— START OF Records —
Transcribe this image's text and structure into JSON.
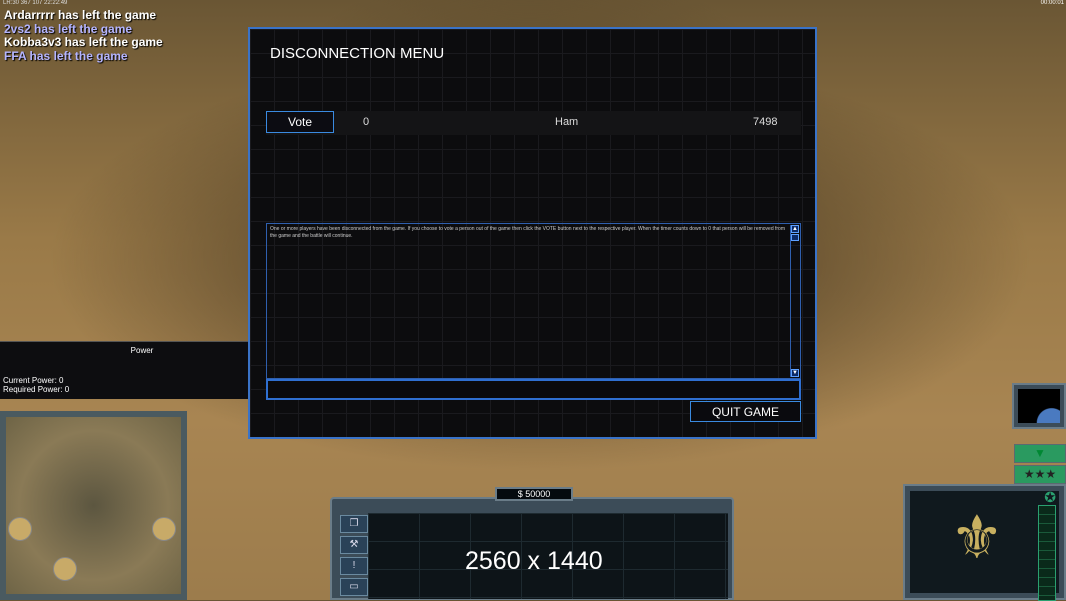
{
  "hud": {
    "stats": "LR:30 367 107 22:22:49",
    "clock": "00:00:01"
  },
  "chat": [
    {
      "text": "Ardarrrrr has left the game",
      "color": "#ffffff"
    },
    {
      "text": "2vs2 has left the game",
      "color": "#b4b4ff"
    },
    {
      "text": "Kobba3v3 has left the game",
      "color": "#ffffff"
    },
    {
      "text": "FFA has left the game",
      "color": "#b4b4ff"
    }
  ],
  "dialog": {
    "title": "DISCONNECTION MENU",
    "players": [
      {
        "vote_label": "Vote",
        "votes": "0",
        "name": "Ham",
        "timer": "7498"
      }
    ],
    "message": "One or more players have been disconnected from the game. If you choose to vote a person out of the game then click the VOTE button next to the respective player. When the timer counts down to 0 that person will be removed from the game and the battle will continue.",
    "chat_input": "",
    "quit_label": "QUIT GAME"
  },
  "power": {
    "title": "Power",
    "current": "Current Power: 0",
    "required": "Required Power: 0"
  },
  "command_bar": {
    "money": "$ 50000",
    "overlay": "2560 x 1440"
  }
}
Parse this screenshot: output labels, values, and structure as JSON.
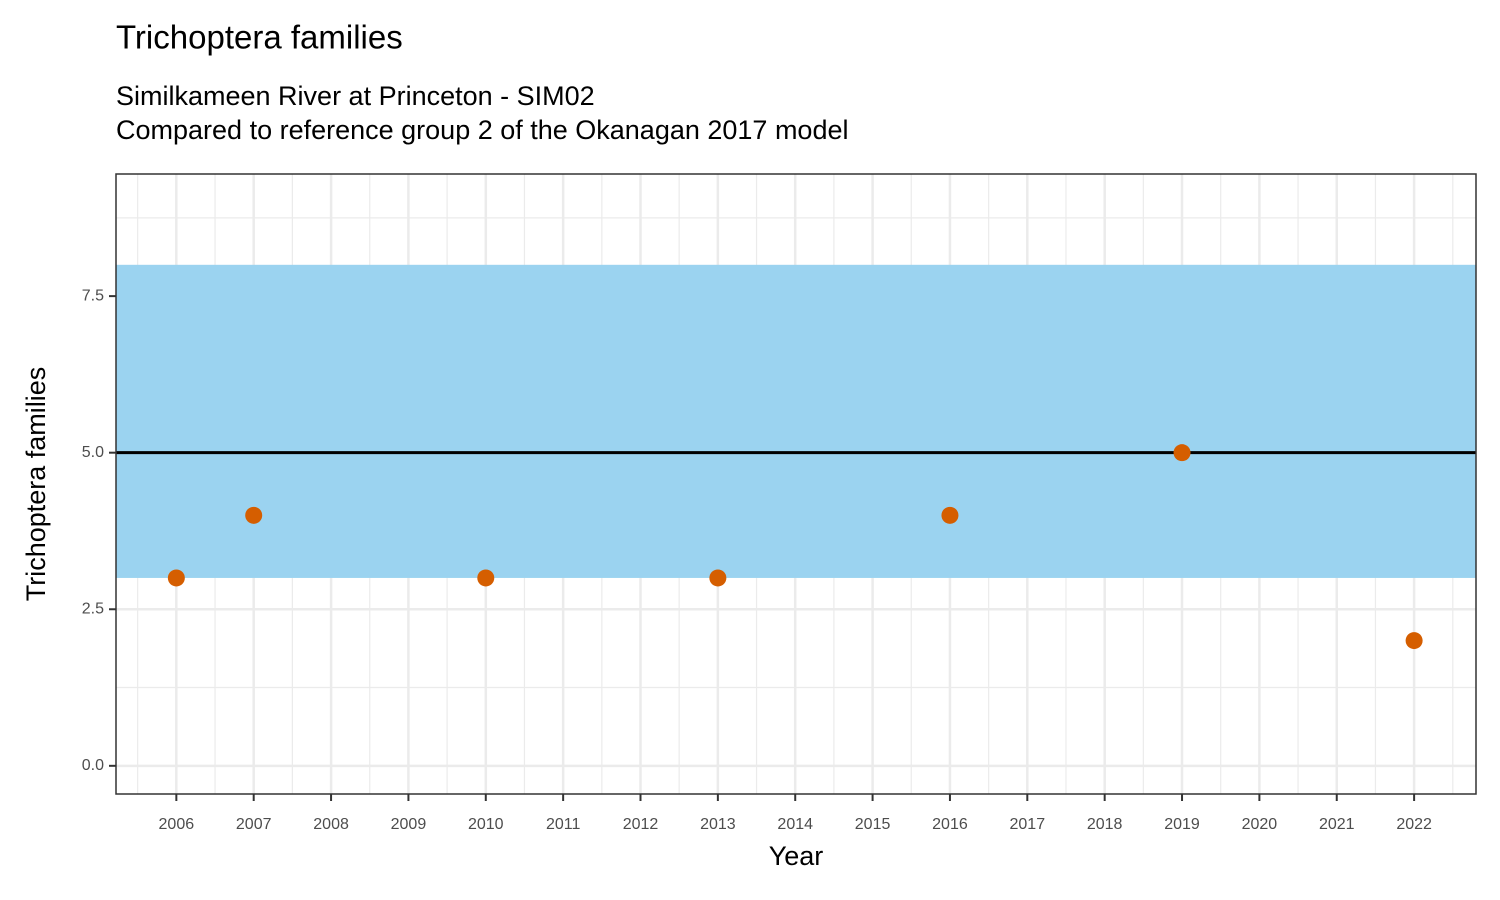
{
  "chart_data": {
    "type": "scatter",
    "title": "Trichoptera families",
    "subtitle": [
      "Similkameen River at Princeton - SIM02",
      "Compared to reference group 2 of the Okanagan 2017 model"
    ],
    "x_label": "Year",
    "y_label": "Trichoptera families",
    "x": [
      2006,
      2007,
      2010,
      2013,
      2016,
      2019,
      2022
    ],
    "values": [
      3,
      4,
      3,
      3,
      4,
      5,
      2
    ],
    "color": "#d55e00",
    "band": [
      3,
      8
    ],
    "band_color": "#9bd3f0",
    "reference_line": 5,
    "reference_line_color": "#000000",
    "xlim": [
      2005.22,
      2022.8
    ],
    "xticks": [
      2006,
      2007,
      2008,
      2009,
      2010,
      2011,
      2012,
      2013,
      2014,
      2015,
      2016,
      2017,
      2018,
      2019,
      2020,
      2021,
      2022
    ],
    "ylim": [
      -0.45,
      9.45
    ],
    "yticks": [
      {
        "value": 0,
        "label": "0.0"
      },
      2.5,
      {
        "value": 5,
        "label": "5.0"
      },
      7.5
    ],
    "grid": true
  }
}
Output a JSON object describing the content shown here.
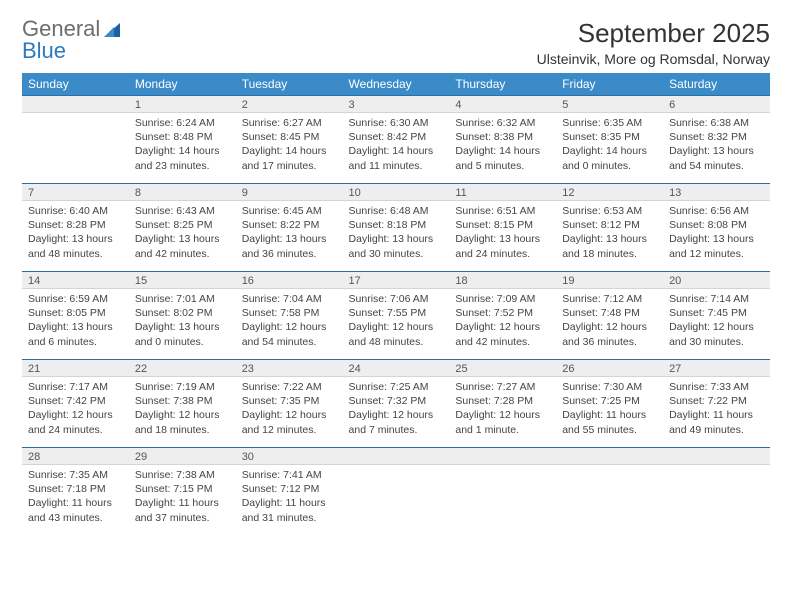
{
  "logo": {
    "word1": "General",
    "word2": "Blue"
  },
  "header": {
    "month_title": "September 2025",
    "location": "Ulsteinvik, More og Romsdal, Norway"
  },
  "colors": {
    "header_bg": "#3b8bc9",
    "header_text": "#ffffff",
    "daynum_bg": "#eeeeee",
    "daynum_border_top": "#2c6fa6",
    "logo_gray": "#6d6d6d",
    "logo_blue": "#2c7ac0"
  },
  "weekdays": [
    "Sunday",
    "Monday",
    "Tuesday",
    "Wednesday",
    "Thursday",
    "Friday",
    "Saturday"
  ],
  "weeks": [
    [
      {
        "n": "",
        "sr": "",
        "ss": "",
        "dl": ""
      },
      {
        "n": "1",
        "sr": "Sunrise: 6:24 AM",
        "ss": "Sunset: 8:48 PM",
        "dl": "Daylight: 14 hours and 23 minutes."
      },
      {
        "n": "2",
        "sr": "Sunrise: 6:27 AM",
        "ss": "Sunset: 8:45 PM",
        "dl": "Daylight: 14 hours and 17 minutes."
      },
      {
        "n": "3",
        "sr": "Sunrise: 6:30 AM",
        "ss": "Sunset: 8:42 PM",
        "dl": "Daylight: 14 hours and 11 minutes."
      },
      {
        "n": "4",
        "sr": "Sunrise: 6:32 AM",
        "ss": "Sunset: 8:38 PM",
        "dl": "Daylight: 14 hours and 5 minutes."
      },
      {
        "n": "5",
        "sr": "Sunrise: 6:35 AM",
        "ss": "Sunset: 8:35 PM",
        "dl": "Daylight: 14 hours and 0 minutes."
      },
      {
        "n": "6",
        "sr": "Sunrise: 6:38 AM",
        "ss": "Sunset: 8:32 PM",
        "dl": "Daylight: 13 hours and 54 minutes."
      }
    ],
    [
      {
        "n": "7",
        "sr": "Sunrise: 6:40 AM",
        "ss": "Sunset: 8:28 PM",
        "dl": "Daylight: 13 hours and 48 minutes."
      },
      {
        "n": "8",
        "sr": "Sunrise: 6:43 AM",
        "ss": "Sunset: 8:25 PM",
        "dl": "Daylight: 13 hours and 42 minutes."
      },
      {
        "n": "9",
        "sr": "Sunrise: 6:45 AM",
        "ss": "Sunset: 8:22 PM",
        "dl": "Daylight: 13 hours and 36 minutes."
      },
      {
        "n": "10",
        "sr": "Sunrise: 6:48 AM",
        "ss": "Sunset: 8:18 PM",
        "dl": "Daylight: 13 hours and 30 minutes."
      },
      {
        "n": "11",
        "sr": "Sunrise: 6:51 AM",
        "ss": "Sunset: 8:15 PM",
        "dl": "Daylight: 13 hours and 24 minutes."
      },
      {
        "n": "12",
        "sr": "Sunrise: 6:53 AM",
        "ss": "Sunset: 8:12 PM",
        "dl": "Daylight: 13 hours and 18 minutes."
      },
      {
        "n": "13",
        "sr": "Sunrise: 6:56 AM",
        "ss": "Sunset: 8:08 PM",
        "dl": "Daylight: 13 hours and 12 minutes."
      }
    ],
    [
      {
        "n": "14",
        "sr": "Sunrise: 6:59 AM",
        "ss": "Sunset: 8:05 PM",
        "dl": "Daylight: 13 hours and 6 minutes."
      },
      {
        "n": "15",
        "sr": "Sunrise: 7:01 AM",
        "ss": "Sunset: 8:02 PM",
        "dl": "Daylight: 13 hours and 0 minutes."
      },
      {
        "n": "16",
        "sr": "Sunrise: 7:04 AM",
        "ss": "Sunset: 7:58 PM",
        "dl": "Daylight: 12 hours and 54 minutes."
      },
      {
        "n": "17",
        "sr": "Sunrise: 7:06 AM",
        "ss": "Sunset: 7:55 PM",
        "dl": "Daylight: 12 hours and 48 minutes."
      },
      {
        "n": "18",
        "sr": "Sunrise: 7:09 AM",
        "ss": "Sunset: 7:52 PM",
        "dl": "Daylight: 12 hours and 42 minutes."
      },
      {
        "n": "19",
        "sr": "Sunrise: 7:12 AM",
        "ss": "Sunset: 7:48 PM",
        "dl": "Daylight: 12 hours and 36 minutes."
      },
      {
        "n": "20",
        "sr": "Sunrise: 7:14 AM",
        "ss": "Sunset: 7:45 PM",
        "dl": "Daylight: 12 hours and 30 minutes."
      }
    ],
    [
      {
        "n": "21",
        "sr": "Sunrise: 7:17 AM",
        "ss": "Sunset: 7:42 PM",
        "dl": "Daylight: 12 hours and 24 minutes."
      },
      {
        "n": "22",
        "sr": "Sunrise: 7:19 AM",
        "ss": "Sunset: 7:38 PM",
        "dl": "Daylight: 12 hours and 18 minutes."
      },
      {
        "n": "23",
        "sr": "Sunrise: 7:22 AM",
        "ss": "Sunset: 7:35 PM",
        "dl": "Daylight: 12 hours and 12 minutes."
      },
      {
        "n": "24",
        "sr": "Sunrise: 7:25 AM",
        "ss": "Sunset: 7:32 PM",
        "dl": "Daylight: 12 hours and 7 minutes."
      },
      {
        "n": "25",
        "sr": "Sunrise: 7:27 AM",
        "ss": "Sunset: 7:28 PM",
        "dl": "Daylight: 12 hours and 1 minute."
      },
      {
        "n": "26",
        "sr": "Sunrise: 7:30 AM",
        "ss": "Sunset: 7:25 PM",
        "dl": "Daylight: 11 hours and 55 minutes."
      },
      {
        "n": "27",
        "sr": "Sunrise: 7:33 AM",
        "ss": "Sunset: 7:22 PM",
        "dl": "Daylight: 11 hours and 49 minutes."
      }
    ],
    [
      {
        "n": "28",
        "sr": "Sunrise: 7:35 AM",
        "ss": "Sunset: 7:18 PM",
        "dl": "Daylight: 11 hours and 43 minutes."
      },
      {
        "n": "29",
        "sr": "Sunrise: 7:38 AM",
        "ss": "Sunset: 7:15 PM",
        "dl": "Daylight: 11 hours and 37 minutes."
      },
      {
        "n": "30",
        "sr": "Sunrise: 7:41 AM",
        "ss": "Sunset: 7:12 PM",
        "dl": "Daylight: 11 hours and 31 minutes."
      },
      {
        "n": "",
        "sr": "",
        "ss": "",
        "dl": ""
      },
      {
        "n": "",
        "sr": "",
        "ss": "",
        "dl": ""
      },
      {
        "n": "",
        "sr": "",
        "ss": "",
        "dl": ""
      },
      {
        "n": "",
        "sr": "",
        "ss": "",
        "dl": ""
      }
    ]
  ]
}
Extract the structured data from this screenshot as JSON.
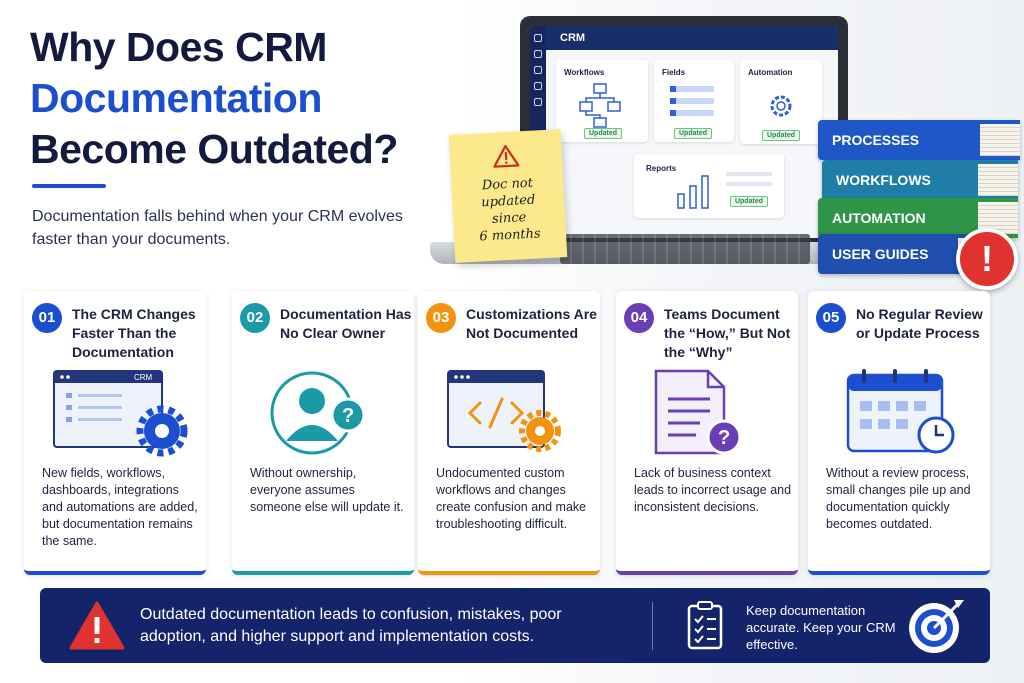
— END OF Records —
_Directions for this task_
Gather each line of the listing containing the word "values" and show it.

_Complete output_
Parse this screenshot: output labels, values, and structure as JSON.
    "values": [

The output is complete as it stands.